> Given records
———

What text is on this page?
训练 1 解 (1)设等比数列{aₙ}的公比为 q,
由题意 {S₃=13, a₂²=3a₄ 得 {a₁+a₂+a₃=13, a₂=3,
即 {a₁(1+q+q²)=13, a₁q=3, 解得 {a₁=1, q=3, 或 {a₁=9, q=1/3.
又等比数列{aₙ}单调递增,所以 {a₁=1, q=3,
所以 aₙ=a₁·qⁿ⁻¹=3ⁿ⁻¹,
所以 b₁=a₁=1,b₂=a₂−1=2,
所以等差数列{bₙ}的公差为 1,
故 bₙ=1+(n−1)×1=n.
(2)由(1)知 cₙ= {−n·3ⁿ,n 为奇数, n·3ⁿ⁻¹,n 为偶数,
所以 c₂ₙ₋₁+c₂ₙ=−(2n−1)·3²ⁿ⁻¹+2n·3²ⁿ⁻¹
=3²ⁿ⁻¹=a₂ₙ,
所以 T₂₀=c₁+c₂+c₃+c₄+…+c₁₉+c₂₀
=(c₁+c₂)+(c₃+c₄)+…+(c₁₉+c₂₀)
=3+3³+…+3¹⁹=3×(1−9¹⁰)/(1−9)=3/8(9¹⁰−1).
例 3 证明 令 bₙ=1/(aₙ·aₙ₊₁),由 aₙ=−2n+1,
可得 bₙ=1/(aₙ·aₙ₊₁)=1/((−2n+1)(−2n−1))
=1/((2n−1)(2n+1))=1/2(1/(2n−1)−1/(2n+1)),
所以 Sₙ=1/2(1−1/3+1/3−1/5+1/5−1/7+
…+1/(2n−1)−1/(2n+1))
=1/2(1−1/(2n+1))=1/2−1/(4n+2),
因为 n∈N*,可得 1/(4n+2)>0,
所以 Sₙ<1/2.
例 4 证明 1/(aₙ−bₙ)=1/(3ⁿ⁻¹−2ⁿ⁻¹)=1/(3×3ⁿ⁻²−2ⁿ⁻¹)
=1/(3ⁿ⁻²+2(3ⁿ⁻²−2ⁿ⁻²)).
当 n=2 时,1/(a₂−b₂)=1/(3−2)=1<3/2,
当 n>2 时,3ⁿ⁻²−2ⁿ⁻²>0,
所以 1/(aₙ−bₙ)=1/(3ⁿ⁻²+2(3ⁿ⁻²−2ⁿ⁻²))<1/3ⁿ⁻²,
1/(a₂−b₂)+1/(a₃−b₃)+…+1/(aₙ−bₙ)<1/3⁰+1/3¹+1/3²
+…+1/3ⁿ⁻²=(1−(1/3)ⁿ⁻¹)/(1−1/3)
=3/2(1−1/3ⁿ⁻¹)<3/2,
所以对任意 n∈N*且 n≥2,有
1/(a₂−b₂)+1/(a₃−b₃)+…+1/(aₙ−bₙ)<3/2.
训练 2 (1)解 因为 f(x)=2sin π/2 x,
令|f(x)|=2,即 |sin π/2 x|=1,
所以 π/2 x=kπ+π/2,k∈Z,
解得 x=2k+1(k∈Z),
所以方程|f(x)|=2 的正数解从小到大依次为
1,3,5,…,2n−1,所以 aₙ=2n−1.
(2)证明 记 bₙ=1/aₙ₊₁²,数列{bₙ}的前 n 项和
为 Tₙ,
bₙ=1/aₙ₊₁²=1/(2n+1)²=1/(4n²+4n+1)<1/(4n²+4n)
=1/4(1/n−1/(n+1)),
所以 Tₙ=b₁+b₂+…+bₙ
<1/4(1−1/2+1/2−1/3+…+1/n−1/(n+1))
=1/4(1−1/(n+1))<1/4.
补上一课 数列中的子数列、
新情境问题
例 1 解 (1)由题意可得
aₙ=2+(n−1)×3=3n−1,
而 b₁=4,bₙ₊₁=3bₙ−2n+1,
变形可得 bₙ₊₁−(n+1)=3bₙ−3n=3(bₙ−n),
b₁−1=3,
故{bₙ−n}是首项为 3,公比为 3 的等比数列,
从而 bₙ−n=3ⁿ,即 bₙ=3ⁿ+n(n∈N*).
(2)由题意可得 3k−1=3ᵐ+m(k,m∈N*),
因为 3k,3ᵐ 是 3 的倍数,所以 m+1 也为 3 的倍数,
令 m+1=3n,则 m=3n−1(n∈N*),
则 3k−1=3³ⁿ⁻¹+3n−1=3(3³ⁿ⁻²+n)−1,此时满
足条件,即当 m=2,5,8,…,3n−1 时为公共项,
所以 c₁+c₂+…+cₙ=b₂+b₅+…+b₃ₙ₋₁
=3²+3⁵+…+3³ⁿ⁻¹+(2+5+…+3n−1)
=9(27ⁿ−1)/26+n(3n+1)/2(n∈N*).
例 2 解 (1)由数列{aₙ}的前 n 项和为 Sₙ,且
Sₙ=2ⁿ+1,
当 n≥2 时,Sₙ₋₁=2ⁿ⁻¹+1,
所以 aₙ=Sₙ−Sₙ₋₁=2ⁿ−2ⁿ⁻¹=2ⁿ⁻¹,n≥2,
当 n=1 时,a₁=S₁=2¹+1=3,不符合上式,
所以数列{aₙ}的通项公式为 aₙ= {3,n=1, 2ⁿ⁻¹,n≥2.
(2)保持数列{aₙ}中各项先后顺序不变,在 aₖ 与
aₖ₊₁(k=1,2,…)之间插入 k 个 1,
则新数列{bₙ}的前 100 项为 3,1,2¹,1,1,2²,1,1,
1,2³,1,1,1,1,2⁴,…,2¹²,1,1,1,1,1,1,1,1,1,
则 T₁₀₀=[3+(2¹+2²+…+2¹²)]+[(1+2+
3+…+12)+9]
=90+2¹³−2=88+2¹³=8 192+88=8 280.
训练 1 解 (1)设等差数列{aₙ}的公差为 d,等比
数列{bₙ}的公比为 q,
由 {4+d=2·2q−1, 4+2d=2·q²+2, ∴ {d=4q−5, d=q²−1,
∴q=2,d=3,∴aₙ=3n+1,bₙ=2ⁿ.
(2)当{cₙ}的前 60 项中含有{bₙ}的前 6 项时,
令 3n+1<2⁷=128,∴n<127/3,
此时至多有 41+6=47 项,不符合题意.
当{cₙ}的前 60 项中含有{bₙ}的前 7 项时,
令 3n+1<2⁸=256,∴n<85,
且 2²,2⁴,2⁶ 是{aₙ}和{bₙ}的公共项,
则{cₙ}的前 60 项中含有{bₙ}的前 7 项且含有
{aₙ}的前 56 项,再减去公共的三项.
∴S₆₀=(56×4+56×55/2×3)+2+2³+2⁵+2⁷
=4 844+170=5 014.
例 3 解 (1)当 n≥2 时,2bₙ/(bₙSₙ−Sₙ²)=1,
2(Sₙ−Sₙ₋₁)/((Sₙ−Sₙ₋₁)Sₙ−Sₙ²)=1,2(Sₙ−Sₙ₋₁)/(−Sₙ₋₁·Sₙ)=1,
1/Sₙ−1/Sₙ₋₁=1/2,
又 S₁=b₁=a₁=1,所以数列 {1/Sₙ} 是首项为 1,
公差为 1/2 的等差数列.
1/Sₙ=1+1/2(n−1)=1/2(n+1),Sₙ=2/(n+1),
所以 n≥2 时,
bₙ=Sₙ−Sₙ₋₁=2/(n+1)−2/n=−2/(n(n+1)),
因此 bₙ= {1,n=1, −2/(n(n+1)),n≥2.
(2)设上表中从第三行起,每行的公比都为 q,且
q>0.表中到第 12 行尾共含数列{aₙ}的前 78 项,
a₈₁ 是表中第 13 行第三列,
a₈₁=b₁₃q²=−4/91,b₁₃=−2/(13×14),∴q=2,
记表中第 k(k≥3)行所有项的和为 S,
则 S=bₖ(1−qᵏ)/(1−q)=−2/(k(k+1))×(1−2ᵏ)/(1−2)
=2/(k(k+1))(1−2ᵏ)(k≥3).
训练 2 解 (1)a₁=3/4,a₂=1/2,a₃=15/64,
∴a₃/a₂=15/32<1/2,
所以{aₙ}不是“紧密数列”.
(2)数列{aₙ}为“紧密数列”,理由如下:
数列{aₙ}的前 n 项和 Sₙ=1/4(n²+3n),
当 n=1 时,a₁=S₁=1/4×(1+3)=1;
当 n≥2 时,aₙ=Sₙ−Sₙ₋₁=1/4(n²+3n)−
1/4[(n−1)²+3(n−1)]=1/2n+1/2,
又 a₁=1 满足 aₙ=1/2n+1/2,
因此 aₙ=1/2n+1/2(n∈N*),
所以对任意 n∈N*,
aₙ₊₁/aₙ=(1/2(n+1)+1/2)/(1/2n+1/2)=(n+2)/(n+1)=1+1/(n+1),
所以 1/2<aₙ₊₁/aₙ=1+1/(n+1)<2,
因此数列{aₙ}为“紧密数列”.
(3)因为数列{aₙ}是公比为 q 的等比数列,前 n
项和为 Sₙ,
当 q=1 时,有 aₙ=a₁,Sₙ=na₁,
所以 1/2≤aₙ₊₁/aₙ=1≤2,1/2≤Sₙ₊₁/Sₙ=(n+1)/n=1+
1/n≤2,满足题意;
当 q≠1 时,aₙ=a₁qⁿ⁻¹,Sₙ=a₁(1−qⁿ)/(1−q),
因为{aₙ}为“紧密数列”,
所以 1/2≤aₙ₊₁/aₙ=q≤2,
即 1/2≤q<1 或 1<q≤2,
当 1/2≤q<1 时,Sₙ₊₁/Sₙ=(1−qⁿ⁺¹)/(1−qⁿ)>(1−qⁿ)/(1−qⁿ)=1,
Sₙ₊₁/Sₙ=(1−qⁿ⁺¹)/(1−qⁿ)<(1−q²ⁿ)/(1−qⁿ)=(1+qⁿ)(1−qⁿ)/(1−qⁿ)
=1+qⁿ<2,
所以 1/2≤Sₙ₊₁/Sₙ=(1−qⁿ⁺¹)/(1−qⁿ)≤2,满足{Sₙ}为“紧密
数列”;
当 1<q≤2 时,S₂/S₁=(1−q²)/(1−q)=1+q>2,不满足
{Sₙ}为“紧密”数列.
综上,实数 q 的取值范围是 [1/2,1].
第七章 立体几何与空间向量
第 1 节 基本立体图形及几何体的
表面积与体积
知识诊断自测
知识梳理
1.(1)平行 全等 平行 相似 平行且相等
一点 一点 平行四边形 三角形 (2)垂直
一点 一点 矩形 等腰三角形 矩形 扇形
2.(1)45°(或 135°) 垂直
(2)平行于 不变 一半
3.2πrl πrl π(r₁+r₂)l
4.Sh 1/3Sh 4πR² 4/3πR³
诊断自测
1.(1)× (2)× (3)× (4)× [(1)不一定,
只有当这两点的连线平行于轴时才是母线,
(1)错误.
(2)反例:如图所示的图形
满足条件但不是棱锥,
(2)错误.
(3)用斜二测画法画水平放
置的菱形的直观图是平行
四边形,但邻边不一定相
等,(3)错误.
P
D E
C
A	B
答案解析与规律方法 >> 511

———

Using the listing above, return all lines where the word "是首项为" occurs.

故{bₙ−n}是首项为 3,公比为 3 的等比数列,
又 S₁=b₁=a₁=1,所以数列 {1/Sₙ} 是首项为 1,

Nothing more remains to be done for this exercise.